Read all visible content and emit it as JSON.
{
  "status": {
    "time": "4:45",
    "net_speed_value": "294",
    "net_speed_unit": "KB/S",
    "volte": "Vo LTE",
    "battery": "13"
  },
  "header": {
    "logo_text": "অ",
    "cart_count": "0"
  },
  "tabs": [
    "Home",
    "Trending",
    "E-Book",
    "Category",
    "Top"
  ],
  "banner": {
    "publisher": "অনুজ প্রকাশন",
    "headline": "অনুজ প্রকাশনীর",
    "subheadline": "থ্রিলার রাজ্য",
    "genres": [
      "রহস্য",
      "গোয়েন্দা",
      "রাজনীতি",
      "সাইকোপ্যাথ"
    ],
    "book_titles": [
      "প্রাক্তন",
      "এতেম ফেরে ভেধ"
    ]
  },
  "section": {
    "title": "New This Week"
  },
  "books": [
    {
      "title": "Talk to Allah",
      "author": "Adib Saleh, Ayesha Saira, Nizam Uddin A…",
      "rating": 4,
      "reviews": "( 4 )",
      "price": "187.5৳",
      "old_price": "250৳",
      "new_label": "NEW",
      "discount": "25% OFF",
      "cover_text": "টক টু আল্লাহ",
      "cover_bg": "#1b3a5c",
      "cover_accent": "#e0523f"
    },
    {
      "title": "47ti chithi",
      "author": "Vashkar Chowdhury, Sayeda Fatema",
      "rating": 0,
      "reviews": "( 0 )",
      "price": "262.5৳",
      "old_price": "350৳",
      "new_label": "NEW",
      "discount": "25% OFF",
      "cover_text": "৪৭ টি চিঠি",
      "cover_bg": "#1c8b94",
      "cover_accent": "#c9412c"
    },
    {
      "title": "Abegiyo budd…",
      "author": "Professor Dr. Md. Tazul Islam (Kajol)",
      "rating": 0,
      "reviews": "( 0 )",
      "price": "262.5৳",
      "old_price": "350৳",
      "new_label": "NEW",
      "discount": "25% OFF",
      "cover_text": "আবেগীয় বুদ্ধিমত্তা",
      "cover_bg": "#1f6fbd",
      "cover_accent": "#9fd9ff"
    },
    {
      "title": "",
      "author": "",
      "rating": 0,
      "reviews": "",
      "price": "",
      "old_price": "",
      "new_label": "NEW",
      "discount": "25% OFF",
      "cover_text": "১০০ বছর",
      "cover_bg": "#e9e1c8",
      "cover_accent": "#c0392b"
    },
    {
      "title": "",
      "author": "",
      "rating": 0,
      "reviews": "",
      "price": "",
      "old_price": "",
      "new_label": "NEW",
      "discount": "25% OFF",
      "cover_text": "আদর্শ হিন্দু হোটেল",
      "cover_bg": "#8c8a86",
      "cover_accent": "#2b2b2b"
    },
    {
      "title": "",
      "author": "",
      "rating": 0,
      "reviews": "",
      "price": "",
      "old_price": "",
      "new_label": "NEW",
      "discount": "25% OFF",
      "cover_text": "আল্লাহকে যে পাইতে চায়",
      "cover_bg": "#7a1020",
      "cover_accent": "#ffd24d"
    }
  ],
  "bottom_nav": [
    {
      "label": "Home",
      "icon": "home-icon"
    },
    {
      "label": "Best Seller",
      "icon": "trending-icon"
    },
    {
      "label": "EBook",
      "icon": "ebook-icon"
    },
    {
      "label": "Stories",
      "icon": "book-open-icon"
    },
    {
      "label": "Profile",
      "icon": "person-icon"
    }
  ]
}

****

◆ **To do**
Write out the entries above word for word.

◆ **Problem solution**
Read all visible content and emit it as JSON.
{
  "status": {
    "time": "4:45",
    "net_speed_value": "294",
    "net_speed_unit": "KB/S",
    "volte": "Vo LTE",
    "battery": "13"
  },
  "header": {
    "logo_text": "অ",
    "cart_count": "0"
  },
  "tabs": [
    "Home",
    "Trending",
    "E-Book",
    "Category",
    "Top"
  ],
  "banner": {
    "publisher": "অনুজ প্রকাশন",
    "headline": "অনুজ প্রকাশনীর",
    "subheadline": "থ্রিলার রাজ্য",
    "genres": [
      "রহস্য",
      "গোয়েন্দা",
      "রাজনীতি",
      "সাইকোপ্যাথ"
    ],
    "book_titles": [
      "প্রাক্তন",
      "এতেম ফেরে ভেধ"
    ]
  },
  "section": {
    "title": "New This Week"
  },
  "books": [
    {
      "title": "Talk to Allah",
      "author": "Adib Saleh, Ayesha Saira, Nizam Uddin A…",
      "rating": 4,
      "reviews": "( 4 )",
      "price": "187.5৳",
      "old_price": "250৳",
      "new_label": "NEW",
      "discount": "25% OFF",
      "cover_text": "টক টু আল্লাহ",
      "cover_bg": "#1b3a5c",
      "cover_accent": "#e0523f"
    },
    {
      "title": "47ti chithi",
      "author": "Vashkar Chowdhury, Sayeda Fatema",
      "rating": 0,
      "reviews": "( 0 )",
      "price": "262.5৳",
      "old_price": "350৳",
      "new_label": "NEW",
      "discount": "25% OFF",
      "cover_text": "৪৭ টি চিঠি",
      "cover_bg": "#1c8b94",
      "cover_accent": "#c9412c"
    },
    {
      "title": "Abegiyo budd…",
      "author": "Professor Dr. Md. Tazul Islam (Kajol)",
      "rating": 0,
      "reviews": "( 0 )",
      "price": "262.5৳",
      "old_price": "350৳",
      "new_label": "NEW",
      "discount": "25% OFF",
      "cover_text": "আবেগীয় বুদ্ধিমত্তা",
      "cover_bg": "#1f6fbd",
      "cover_accent": "#9fd9ff"
    },
    {
      "title": "",
      "author": "",
      "rating": 0,
      "reviews": "",
      "price": "",
      "old_price": "",
      "new_label": "NEW",
      "discount": "25% OFF",
      "cover_text": "১০০ বছর",
      "cover_bg": "#e9e1c8",
      "cover_accent": "#c0392b"
    },
    {
      "title": "",
      "author": "",
      "rating": 0,
      "reviews": "",
      "price": "",
      "old_price": "",
      "new_label": "NEW",
      "discount": "25% OFF",
      "cover_text": "আদর্শ হিন্দু হোটেল",
      "cover_bg": "#8c8a86",
      "cover_accent": "#2b2b2b"
    },
    {
      "title": "",
      "author": "",
      "rating": 0,
      "reviews": "",
      "price": "",
      "old_price": "",
      "new_label": "NEW",
      "discount": "25% OFF",
      "cover_text": "আল্লাহকে যে পাইতে চায়",
      "cover_bg": "#7a1020",
      "cover_accent": "#ffd24d"
    }
  ],
  "bottom_nav": [
    {
      "label": "Home",
      "icon": "home-icon"
    },
    {
      "label": "Best Seller",
      "icon": "trending-icon"
    },
    {
      "label": "EBook",
      "icon": "ebook-icon"
    },
    {
      "label": "Stories",
      "icon": "book-open-icon"
    },
    {
      "label": "Profile",
      "icon": "person-icon"
    }
  ]
}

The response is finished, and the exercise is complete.